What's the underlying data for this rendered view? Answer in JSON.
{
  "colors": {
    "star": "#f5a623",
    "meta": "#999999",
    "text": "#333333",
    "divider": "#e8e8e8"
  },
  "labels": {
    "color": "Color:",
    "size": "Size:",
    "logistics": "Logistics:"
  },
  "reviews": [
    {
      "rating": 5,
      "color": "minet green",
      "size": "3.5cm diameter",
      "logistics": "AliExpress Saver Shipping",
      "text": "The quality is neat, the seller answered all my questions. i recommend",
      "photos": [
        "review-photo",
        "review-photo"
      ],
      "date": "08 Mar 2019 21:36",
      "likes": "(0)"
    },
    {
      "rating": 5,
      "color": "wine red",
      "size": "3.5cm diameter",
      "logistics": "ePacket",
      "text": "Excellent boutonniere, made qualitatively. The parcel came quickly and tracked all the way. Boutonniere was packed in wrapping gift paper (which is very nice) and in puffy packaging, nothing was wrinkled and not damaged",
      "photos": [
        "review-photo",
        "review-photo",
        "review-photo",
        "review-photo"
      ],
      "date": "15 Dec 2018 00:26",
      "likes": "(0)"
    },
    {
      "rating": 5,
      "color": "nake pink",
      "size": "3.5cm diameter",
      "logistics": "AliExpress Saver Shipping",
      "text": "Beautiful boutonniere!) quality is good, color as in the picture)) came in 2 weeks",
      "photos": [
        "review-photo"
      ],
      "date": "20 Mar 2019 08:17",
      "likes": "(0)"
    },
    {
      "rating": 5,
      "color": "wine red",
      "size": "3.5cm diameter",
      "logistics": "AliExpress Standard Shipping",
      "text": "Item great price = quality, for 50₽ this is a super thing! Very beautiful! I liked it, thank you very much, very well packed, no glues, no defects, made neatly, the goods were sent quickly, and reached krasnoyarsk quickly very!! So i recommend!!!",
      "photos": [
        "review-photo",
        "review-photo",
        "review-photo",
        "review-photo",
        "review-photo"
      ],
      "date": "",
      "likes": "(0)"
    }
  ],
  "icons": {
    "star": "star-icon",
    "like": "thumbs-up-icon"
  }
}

######

- TASK DETAILS:
Every record above must be duplicated exactly.

- ANSWER TO THIS PROBLEM:
What's the underlying data for this rendered view? Answer in JSON.
{
  "colors": {
    "star": "#f5a623",
    "meta": "#999999",
    "text": "#333333",
    "divider": "#e8e8e8"
  },
  "labels": {
    "color": "Color:",
    "size": "Size:",
    "logistics": "Logistics:"
  },
  "reviews": [
    {
      "rating": 5,
      "color": "minet green",
      "size": "3.5cm diameter",
      "logistics": "AliExpress Saver Shipping",
      "text": "The quality is neat, the seller answered all my questions. i recommend",
      "photos": [
        "review-photo",
        "review-photo"
      ],
      "date": "08 Mar 2019 21:36",
      "likes": "(0)"
    },
    {
      "rating": 5,
      "color": "wine red",
      "size": "3.5cm diameter",
      "logistics": "ePacket",
      "text": "Excellent boutonniere, made qualitatively. The parcel came quickly and tracked all the way. Boutonniere was packed in wrapping gift paper (which is very nice) and in puffy packaging, nothing was wrinkled and not damaged",
      "photos": [
        "review-photo",
        "review-photo",
        "review-photo",
        "review-photo"
      ],
      "date": "15 Dec 2018 00:26",
      "likes": "(0)"
    },
    {
      "rating": 5,
      "color": "nake pink",
      "size": "3.5cm diameter",
      "logistics": "AliExpress Saver Shipping",
      "text": "Beautiful boutonniere!) quality is good, color as in the picture)) came in 2 weeks",
      "photos": [
        "review-photo"
      ],
      "date": "20 Mar 2019 08:17",
      "likes": "(0)"
    },
    {
      "rating": 5,
      "color": "wine red",
      "size": "3.5cm diameter",
      "logistics": "AliExpress Standard Shipping",
      "text": "Item great price = quality, for 50₽ this is a super thing! Very beautiful! I liked it, thank you very much, very well packed, no glues, no defects, made neatly, the goods were sent quickly, and reached krasnoyarsk quickly very!! So i recommend!!!",
      "photos": [
        "review-photo",
        "review-photo",
        "review-photo",
        "review-photo",
        "review-photo"
      ],
      "date": "",
      "likes": "(0)"
    }
  ],
  "icons": {
    "star": "star-icon",
    "like": "thumbs-up-icon"
  }
}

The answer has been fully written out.